Short task: Copy out all the lines in the records that include the word "AMSEAS".

Figure contents as structured data:

* * * * *

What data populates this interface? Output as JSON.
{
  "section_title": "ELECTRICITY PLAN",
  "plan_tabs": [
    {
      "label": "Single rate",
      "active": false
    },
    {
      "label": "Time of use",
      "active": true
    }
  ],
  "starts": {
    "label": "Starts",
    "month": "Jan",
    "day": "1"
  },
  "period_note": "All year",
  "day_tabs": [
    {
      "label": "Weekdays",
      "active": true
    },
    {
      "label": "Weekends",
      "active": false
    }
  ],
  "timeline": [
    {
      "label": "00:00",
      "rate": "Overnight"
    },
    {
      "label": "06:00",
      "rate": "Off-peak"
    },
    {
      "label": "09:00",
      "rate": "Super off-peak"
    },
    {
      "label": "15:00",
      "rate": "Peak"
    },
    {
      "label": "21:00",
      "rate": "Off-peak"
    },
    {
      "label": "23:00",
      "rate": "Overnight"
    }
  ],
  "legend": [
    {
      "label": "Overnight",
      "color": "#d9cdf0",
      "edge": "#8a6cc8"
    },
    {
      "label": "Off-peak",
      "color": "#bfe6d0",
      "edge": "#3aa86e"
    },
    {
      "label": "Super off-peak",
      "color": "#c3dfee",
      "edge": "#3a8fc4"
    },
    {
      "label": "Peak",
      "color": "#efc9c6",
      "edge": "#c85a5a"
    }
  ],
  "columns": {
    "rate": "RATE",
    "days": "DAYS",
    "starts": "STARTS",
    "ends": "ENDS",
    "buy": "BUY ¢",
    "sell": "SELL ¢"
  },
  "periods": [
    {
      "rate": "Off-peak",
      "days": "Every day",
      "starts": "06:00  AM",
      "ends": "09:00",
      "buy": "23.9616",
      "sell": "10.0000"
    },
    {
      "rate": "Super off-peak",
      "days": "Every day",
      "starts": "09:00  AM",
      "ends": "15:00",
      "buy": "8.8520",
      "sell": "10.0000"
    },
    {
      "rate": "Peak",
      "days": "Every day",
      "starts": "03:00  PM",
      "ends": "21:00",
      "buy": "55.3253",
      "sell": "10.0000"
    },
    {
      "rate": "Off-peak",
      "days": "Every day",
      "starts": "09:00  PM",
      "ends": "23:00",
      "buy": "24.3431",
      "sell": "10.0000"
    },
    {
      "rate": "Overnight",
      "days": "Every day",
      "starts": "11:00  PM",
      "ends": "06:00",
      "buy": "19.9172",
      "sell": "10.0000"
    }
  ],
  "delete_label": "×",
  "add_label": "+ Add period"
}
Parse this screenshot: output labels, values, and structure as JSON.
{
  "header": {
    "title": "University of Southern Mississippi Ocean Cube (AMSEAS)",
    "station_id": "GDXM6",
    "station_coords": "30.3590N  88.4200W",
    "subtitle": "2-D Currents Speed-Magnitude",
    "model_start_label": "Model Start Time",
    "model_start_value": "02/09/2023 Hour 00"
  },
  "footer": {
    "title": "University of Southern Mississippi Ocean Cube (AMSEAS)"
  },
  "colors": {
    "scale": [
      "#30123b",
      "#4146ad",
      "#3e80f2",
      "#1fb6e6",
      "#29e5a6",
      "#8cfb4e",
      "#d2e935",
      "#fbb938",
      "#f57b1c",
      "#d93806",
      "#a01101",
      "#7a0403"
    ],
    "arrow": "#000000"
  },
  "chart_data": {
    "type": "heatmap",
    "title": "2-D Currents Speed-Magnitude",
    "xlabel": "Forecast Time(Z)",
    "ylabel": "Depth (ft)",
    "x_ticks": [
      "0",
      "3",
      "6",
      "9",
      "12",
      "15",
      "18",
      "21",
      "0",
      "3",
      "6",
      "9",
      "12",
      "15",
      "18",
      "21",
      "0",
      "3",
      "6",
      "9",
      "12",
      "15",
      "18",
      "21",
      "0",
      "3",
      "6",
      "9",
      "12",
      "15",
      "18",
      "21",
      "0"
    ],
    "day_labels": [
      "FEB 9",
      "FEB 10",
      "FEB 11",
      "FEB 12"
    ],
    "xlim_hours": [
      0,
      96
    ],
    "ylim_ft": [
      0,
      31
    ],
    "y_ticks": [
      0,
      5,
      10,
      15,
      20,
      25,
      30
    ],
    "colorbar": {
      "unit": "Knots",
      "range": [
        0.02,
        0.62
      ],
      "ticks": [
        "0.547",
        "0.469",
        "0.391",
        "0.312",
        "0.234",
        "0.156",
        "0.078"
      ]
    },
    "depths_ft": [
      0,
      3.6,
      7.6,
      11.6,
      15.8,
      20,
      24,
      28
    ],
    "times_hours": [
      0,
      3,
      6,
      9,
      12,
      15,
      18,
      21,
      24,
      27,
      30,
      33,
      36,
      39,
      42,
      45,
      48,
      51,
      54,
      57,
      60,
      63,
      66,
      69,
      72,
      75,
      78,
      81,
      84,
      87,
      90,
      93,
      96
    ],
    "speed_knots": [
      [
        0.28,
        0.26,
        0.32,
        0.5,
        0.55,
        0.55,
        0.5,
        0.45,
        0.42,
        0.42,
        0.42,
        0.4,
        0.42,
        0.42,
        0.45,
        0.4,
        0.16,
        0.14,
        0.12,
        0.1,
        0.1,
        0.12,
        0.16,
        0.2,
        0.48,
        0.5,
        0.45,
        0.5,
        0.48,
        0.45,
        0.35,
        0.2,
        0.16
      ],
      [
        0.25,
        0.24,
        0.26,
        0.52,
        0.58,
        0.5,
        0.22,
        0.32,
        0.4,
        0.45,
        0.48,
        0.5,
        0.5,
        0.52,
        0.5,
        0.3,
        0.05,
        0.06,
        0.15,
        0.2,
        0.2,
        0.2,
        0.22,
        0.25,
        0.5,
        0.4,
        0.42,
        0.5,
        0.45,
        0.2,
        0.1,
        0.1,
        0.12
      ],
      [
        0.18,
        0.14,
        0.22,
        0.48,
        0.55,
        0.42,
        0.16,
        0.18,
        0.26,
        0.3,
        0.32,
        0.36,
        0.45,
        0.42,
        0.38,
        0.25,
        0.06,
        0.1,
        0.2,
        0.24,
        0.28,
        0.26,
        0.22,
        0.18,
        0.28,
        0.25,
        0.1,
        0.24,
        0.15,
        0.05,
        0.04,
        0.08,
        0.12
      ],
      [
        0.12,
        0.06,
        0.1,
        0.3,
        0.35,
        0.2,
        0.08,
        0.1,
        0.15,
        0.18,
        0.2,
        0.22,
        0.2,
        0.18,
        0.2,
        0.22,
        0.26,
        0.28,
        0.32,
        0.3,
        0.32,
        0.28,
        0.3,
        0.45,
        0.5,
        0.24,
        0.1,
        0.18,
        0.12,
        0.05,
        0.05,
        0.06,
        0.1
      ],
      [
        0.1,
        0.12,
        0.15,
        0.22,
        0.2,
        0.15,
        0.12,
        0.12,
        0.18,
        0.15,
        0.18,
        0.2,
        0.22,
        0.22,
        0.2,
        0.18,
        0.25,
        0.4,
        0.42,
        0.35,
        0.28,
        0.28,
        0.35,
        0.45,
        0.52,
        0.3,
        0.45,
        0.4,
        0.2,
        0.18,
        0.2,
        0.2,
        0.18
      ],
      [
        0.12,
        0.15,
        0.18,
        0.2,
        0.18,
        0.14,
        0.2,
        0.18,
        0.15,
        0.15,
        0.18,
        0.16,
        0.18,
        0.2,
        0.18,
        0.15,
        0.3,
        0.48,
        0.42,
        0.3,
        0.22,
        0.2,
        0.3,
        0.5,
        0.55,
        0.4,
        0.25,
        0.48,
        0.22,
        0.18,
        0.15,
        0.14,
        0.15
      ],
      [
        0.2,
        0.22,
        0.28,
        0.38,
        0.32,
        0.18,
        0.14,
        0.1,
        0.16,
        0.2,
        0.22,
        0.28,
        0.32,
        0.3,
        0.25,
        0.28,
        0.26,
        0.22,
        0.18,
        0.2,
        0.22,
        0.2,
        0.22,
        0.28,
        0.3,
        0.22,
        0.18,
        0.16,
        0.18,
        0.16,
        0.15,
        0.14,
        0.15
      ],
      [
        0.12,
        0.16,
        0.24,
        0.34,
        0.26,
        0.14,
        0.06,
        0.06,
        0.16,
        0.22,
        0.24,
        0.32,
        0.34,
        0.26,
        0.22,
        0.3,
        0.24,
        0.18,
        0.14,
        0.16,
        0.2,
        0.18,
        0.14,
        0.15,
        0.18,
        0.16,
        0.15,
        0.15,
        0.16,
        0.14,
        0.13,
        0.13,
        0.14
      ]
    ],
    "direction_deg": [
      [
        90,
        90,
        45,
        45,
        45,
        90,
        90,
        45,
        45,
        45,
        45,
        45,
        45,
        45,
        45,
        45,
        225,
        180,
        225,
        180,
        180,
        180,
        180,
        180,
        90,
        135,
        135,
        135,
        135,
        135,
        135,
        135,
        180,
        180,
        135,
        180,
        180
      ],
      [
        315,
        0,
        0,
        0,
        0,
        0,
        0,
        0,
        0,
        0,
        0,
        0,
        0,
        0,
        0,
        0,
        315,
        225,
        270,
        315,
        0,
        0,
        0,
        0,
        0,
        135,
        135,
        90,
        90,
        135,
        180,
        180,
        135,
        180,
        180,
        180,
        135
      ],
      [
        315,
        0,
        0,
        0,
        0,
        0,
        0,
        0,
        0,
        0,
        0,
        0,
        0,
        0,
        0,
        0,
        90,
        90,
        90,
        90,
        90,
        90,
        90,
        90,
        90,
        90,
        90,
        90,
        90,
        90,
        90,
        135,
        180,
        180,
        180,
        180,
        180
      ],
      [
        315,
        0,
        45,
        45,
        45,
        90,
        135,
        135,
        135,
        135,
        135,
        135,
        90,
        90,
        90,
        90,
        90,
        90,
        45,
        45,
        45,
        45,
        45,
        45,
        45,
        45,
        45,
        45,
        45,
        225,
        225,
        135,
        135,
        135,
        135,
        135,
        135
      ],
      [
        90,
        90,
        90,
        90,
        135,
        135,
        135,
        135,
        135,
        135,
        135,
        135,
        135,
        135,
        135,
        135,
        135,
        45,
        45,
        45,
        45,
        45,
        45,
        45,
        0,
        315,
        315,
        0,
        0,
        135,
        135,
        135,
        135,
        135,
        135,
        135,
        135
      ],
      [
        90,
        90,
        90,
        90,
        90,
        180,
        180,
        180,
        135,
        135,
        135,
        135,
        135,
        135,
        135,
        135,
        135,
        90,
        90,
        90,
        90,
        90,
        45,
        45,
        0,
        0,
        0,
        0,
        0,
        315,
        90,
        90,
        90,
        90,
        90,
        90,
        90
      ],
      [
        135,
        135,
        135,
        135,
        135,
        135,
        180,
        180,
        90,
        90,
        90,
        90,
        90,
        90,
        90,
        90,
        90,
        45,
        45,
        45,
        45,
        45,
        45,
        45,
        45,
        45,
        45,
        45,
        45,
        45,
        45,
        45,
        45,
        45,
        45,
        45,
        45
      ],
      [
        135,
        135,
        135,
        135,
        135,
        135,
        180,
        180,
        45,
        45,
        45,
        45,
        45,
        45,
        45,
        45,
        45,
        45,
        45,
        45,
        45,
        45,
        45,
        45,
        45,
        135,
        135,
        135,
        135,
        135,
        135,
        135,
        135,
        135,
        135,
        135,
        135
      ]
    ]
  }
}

* * * * *

Task answer:
    "title": "University of Southern Mississippi Ocean Cube (AMSEAS)",
    "title": "University of Southern Mississippi Ocean Cube (AMSEAS)"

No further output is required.